[EXERCISE TASK] Search the material below for the word "Berichte" and copy every line in which it occurs.

[ENTRIES SUPPLIED]
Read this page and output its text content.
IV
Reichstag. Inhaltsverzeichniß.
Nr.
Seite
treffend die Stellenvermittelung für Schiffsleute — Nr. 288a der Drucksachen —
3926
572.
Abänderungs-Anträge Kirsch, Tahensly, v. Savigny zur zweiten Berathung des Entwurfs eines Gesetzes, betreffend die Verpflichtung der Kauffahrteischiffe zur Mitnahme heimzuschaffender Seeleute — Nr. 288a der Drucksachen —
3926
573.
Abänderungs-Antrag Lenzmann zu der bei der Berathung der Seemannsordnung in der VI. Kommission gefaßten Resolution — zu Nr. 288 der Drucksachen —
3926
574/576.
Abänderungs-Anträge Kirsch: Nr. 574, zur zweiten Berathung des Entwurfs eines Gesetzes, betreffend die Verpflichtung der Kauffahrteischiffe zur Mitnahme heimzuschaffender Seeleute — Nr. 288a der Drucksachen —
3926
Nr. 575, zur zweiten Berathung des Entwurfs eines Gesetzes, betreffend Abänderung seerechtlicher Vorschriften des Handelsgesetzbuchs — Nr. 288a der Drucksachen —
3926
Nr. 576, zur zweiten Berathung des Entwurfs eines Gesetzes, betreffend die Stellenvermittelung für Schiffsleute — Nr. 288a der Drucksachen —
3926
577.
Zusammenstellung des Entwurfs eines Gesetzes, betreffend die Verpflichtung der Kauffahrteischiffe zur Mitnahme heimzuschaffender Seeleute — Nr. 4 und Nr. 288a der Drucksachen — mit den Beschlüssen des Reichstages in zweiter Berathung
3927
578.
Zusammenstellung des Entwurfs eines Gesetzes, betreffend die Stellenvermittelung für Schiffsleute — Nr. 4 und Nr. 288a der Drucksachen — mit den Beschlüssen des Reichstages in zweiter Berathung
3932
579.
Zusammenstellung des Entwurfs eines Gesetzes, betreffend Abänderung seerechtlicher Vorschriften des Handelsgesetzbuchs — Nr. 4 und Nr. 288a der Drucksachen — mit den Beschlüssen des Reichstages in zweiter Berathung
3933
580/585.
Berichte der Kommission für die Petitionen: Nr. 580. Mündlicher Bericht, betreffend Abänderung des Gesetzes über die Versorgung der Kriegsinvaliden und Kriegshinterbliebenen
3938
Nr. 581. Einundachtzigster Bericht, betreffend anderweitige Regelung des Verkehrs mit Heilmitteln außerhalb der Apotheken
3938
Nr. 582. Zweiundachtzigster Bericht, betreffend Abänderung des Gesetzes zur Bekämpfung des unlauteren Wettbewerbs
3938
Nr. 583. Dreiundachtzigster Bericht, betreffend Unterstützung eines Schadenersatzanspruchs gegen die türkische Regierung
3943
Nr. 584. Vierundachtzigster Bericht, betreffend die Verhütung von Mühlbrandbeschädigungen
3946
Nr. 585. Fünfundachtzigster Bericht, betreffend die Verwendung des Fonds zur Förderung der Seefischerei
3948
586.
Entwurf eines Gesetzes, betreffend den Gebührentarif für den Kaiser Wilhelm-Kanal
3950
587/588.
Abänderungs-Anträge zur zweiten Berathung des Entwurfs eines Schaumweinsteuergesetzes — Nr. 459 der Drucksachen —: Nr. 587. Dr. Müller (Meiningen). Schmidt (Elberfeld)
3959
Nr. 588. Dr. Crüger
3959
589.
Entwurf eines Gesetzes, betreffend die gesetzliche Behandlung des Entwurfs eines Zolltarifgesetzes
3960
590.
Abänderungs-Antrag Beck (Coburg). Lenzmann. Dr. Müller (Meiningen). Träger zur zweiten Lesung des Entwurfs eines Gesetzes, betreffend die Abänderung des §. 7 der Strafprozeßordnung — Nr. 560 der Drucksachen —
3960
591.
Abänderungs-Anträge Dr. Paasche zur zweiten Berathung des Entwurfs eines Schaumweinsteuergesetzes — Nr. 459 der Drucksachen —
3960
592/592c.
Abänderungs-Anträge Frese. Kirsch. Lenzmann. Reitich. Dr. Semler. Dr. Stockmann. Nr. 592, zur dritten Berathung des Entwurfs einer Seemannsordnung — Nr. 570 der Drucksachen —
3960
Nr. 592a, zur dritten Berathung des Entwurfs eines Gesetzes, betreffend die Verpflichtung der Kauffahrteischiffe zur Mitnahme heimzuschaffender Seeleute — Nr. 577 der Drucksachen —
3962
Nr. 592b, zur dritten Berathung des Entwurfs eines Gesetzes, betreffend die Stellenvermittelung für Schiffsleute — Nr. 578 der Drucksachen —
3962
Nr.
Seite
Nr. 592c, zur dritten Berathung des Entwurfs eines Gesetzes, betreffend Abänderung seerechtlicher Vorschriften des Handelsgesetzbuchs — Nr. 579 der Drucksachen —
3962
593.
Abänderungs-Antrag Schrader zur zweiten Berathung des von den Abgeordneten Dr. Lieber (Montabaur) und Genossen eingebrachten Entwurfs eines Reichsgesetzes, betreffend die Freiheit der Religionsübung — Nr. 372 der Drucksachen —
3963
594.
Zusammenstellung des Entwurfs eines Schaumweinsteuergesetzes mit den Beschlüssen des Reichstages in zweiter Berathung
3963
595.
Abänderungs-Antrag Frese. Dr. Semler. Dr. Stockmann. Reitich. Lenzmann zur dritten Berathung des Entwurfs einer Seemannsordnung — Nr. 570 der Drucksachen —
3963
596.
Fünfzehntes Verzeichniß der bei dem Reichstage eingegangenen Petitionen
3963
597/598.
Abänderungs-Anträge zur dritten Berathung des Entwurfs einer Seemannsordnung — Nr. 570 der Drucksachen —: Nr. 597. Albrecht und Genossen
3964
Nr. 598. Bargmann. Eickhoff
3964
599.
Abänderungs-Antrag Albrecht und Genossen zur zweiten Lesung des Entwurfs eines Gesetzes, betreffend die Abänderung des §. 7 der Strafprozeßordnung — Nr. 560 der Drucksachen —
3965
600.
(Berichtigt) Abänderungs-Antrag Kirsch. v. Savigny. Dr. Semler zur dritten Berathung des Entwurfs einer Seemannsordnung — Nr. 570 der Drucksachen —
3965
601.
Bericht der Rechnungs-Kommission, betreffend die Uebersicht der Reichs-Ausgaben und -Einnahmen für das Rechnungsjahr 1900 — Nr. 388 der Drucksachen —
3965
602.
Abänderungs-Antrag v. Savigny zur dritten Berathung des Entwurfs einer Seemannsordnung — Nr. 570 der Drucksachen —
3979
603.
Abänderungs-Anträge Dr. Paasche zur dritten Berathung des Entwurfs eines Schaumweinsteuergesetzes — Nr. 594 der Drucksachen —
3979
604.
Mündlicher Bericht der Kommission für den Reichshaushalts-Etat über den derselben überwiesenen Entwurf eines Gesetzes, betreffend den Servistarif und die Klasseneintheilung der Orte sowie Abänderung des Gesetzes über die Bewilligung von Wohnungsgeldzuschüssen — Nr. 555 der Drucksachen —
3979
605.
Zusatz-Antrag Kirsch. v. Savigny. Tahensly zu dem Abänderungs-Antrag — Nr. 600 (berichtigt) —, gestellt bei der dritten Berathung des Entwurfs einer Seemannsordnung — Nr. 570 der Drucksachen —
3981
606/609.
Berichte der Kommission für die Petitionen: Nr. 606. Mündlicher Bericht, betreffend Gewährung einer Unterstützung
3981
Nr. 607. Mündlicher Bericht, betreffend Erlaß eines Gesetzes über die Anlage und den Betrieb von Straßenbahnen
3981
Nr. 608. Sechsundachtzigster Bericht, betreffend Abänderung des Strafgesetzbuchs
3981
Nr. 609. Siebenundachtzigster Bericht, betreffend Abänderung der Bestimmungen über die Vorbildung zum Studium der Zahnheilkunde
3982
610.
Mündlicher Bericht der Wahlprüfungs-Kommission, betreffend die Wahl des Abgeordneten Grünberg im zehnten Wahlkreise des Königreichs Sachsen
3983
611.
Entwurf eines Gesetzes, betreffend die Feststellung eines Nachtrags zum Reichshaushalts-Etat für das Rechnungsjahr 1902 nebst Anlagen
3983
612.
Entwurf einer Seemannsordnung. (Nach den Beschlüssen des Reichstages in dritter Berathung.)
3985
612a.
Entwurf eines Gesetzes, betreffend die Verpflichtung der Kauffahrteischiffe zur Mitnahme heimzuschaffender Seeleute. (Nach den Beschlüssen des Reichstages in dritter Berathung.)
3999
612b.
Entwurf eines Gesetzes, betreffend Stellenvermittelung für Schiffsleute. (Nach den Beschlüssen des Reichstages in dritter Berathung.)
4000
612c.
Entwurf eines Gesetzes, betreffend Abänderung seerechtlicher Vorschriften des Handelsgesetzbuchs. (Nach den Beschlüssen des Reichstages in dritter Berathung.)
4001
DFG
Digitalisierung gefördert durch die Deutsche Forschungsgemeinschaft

[THE RESULT]
Berichte der Kommission für die Petitionen: Nr. 580. Mündlicher Bericht, betreffend Abänderung des Gesetzes über die Versorgung der Kriegsinvaliden und Kriegshinterbliebenen
Berichte der Kommission für die Petitionen: Nr. 606. Mündlicher Bericht, betreffend Gewährung einer Unterstützung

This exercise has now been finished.